GIVEN EXERCISE
From the records below, pull each line that has "this".

DATA SHOWN
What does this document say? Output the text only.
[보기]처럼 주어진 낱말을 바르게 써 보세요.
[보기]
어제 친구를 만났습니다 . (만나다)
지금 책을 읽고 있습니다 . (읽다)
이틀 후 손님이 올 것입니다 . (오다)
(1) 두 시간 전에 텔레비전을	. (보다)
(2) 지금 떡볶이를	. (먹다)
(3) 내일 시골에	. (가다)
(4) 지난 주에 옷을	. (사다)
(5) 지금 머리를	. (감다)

--

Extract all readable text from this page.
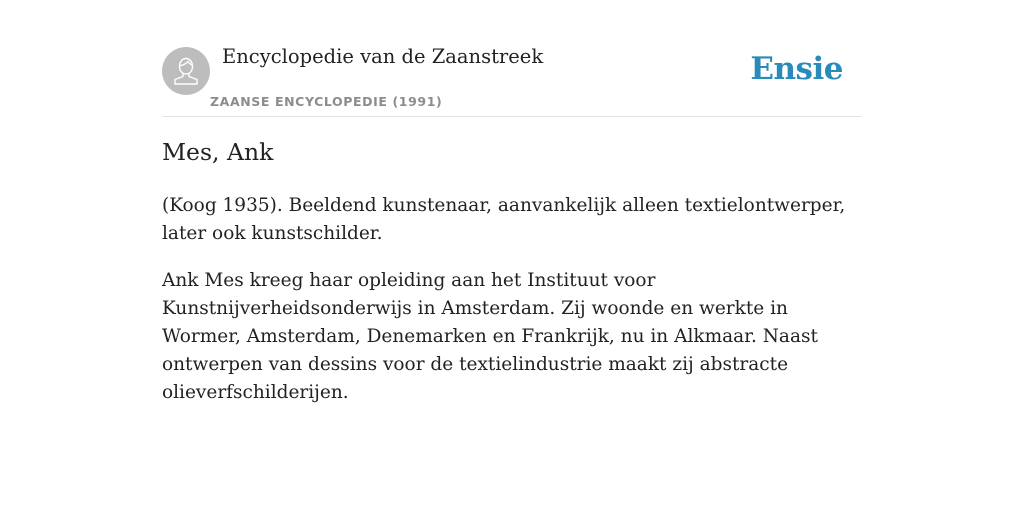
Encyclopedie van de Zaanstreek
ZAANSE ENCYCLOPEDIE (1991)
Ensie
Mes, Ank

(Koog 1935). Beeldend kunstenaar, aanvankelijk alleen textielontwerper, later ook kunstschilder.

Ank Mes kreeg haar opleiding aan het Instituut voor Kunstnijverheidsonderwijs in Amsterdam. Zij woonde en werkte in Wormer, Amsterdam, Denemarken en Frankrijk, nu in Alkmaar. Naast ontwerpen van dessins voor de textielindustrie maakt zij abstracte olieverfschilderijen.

WRITTEN ANSWER
What does this document say? Output the text only.
Extract all readable text from this page.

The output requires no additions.